■ REQUIRED TASK
Quote the lines below from the one containing "Read all visible content and emit it as JSON." to the final line, both ends included; exclude the pictures.

■ PROVIDED DATA
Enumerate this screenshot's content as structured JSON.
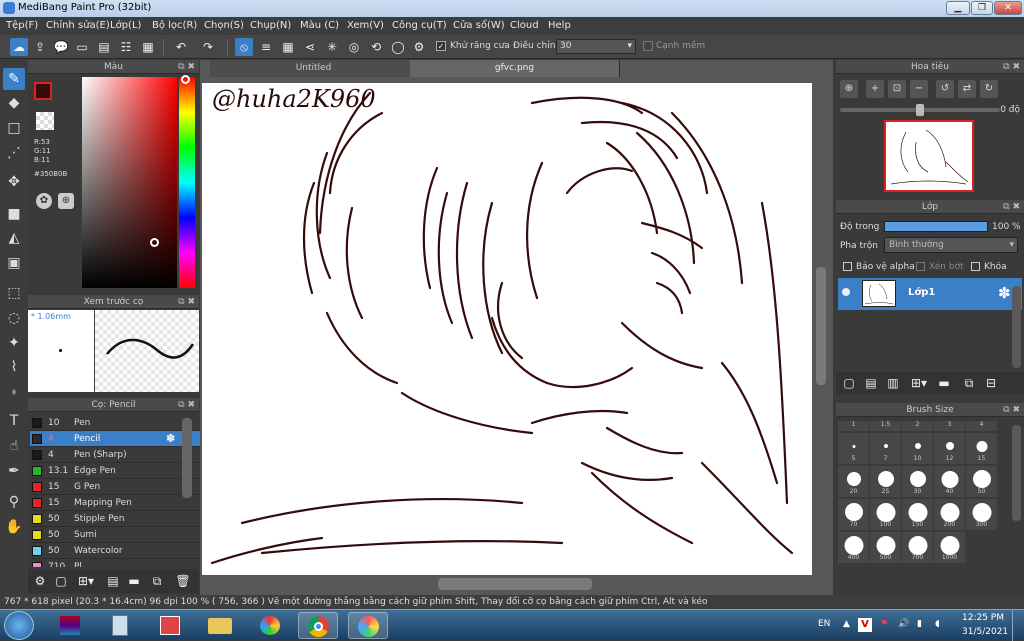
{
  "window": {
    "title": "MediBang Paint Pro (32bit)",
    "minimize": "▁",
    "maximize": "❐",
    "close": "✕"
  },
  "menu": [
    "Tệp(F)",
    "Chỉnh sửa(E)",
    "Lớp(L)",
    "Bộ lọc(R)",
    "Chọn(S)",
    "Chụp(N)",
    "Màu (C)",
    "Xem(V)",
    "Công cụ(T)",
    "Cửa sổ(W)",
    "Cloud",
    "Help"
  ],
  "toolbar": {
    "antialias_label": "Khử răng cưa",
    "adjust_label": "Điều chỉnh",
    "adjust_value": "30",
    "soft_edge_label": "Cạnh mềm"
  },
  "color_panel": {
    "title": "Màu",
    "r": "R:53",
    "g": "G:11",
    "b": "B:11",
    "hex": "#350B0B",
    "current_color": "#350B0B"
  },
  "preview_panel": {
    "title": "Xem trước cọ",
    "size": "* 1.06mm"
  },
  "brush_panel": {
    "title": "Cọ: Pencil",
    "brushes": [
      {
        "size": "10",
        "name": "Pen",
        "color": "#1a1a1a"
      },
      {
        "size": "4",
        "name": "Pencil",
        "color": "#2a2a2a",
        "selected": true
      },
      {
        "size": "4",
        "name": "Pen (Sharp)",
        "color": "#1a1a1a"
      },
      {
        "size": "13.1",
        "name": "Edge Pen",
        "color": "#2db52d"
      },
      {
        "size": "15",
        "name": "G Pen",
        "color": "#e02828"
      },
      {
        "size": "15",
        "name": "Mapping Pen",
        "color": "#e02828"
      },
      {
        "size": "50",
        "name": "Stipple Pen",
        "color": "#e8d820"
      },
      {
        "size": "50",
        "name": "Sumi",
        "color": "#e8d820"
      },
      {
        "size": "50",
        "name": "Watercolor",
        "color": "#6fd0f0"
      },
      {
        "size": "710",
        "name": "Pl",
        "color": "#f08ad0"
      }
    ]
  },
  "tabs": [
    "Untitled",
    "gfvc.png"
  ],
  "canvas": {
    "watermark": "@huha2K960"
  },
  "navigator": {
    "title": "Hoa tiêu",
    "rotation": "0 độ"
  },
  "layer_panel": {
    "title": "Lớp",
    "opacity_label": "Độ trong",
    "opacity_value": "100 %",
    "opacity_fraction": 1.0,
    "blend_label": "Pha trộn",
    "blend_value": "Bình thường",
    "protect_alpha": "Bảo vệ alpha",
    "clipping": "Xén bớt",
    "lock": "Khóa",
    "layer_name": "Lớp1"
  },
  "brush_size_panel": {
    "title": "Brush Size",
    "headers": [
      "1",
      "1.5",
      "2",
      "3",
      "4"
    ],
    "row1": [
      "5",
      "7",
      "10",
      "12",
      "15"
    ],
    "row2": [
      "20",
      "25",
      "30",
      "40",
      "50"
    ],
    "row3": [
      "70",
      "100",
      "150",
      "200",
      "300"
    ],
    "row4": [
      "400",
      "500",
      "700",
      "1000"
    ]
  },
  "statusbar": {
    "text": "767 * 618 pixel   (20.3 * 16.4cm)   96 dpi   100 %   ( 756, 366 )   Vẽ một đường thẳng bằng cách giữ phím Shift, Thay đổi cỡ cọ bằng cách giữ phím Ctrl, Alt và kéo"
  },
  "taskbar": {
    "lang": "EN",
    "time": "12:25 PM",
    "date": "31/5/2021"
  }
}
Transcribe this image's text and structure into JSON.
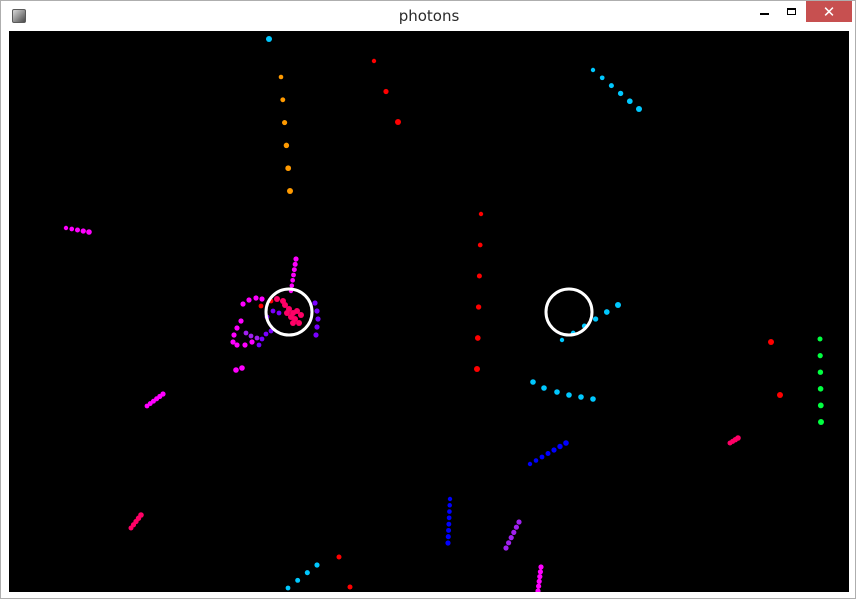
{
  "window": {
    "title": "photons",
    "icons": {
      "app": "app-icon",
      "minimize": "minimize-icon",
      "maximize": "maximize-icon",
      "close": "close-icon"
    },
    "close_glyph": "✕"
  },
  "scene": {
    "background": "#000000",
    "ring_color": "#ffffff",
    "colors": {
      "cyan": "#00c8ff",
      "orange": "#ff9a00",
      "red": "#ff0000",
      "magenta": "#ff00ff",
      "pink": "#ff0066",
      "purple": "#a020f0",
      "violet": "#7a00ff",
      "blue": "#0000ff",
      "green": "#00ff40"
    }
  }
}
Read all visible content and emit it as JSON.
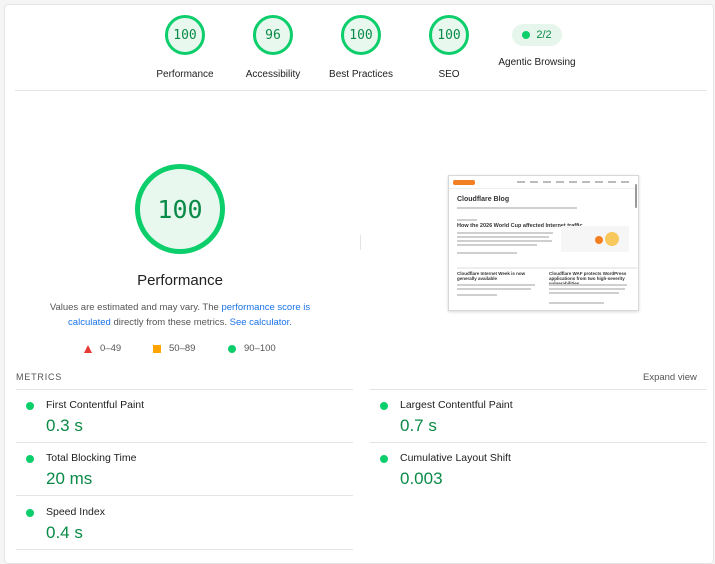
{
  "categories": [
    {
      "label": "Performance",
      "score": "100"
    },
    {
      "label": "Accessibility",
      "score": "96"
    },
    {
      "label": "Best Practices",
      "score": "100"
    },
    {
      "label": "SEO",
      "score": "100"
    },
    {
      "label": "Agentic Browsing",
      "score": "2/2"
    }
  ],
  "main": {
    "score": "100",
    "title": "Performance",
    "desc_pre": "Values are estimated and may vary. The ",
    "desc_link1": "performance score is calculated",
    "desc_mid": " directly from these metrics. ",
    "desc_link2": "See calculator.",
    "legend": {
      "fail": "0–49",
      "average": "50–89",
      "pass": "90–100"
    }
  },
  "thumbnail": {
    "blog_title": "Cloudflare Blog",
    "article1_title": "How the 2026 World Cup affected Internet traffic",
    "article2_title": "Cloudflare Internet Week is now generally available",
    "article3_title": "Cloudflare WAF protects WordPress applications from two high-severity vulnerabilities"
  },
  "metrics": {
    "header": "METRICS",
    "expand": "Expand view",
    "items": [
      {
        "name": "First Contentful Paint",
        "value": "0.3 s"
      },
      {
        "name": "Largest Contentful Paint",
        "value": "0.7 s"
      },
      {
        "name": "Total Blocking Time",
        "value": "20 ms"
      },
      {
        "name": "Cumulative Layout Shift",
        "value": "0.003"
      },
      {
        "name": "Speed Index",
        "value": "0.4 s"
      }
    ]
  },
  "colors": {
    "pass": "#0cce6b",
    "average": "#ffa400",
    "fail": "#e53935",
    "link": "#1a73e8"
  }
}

■ RESPONSE
Read all visible content and emit it as JSON.
{
  "categories": [
    {
      "label": "Performance",
      "score": "100"
    },
    {
      "label": "Accessibility",
      "score": "96"
    },
    {
      "label": "Best Practices",
      "score": "100"
    },
    {
      "label": "SEO",
      "score": "100"
    },
    {
      "label": "Agentic Browsing",
      "score": "2/2"
    }
  ],
  "main": {
    "score": "100",
    "title": "Performance",
    "desc_pre": "Values are estimated and may vary. The ",
    "desc_link1": "performance score is calculated",
    "desc_mid": " directly from these metrics. ",
    "desc_link2": "See calculator.",
    "legend": {
      "fail": "0–49",
      "average": "50–89",
      "pass": "90–100"
    }
  },
  "thumbnail": {
    "blog_title": "Cloudflare Blog",
    "article1_title": "How the 2026 World Cup affected Internet traffic",
    "article2_title": "Cloudflare Internet Week is now generally available",
    "article3_title": "Cloudflare WAF protects WordPress applications from two high-severity vulnerabilities"
  },
  "metrics": {
    "header": "METRICS",
    "expand": "Expand view",
    "items": [
      {
        "name": "First Contentful Paint",
        "value": "0.3 s"
      },
      {
        "name": "Largest Contentful Paint",
        "value": "0.7 s"
      },
      {
        "name": "Total Blocking Time",
        "value": "20 ms"
      },
      {
        "name": "Cumulative Layout Shift",
        "value": "0.003"
      },
      {
        "name": "Speed Index",
        "value": "0.4 s"
      }
    ]
  },
  "colors": {
    "pass": "#0cce6b",
    "average": "#ffa400",
    "fail": "#e53935",
    "link": "#1a73e8"
  }
}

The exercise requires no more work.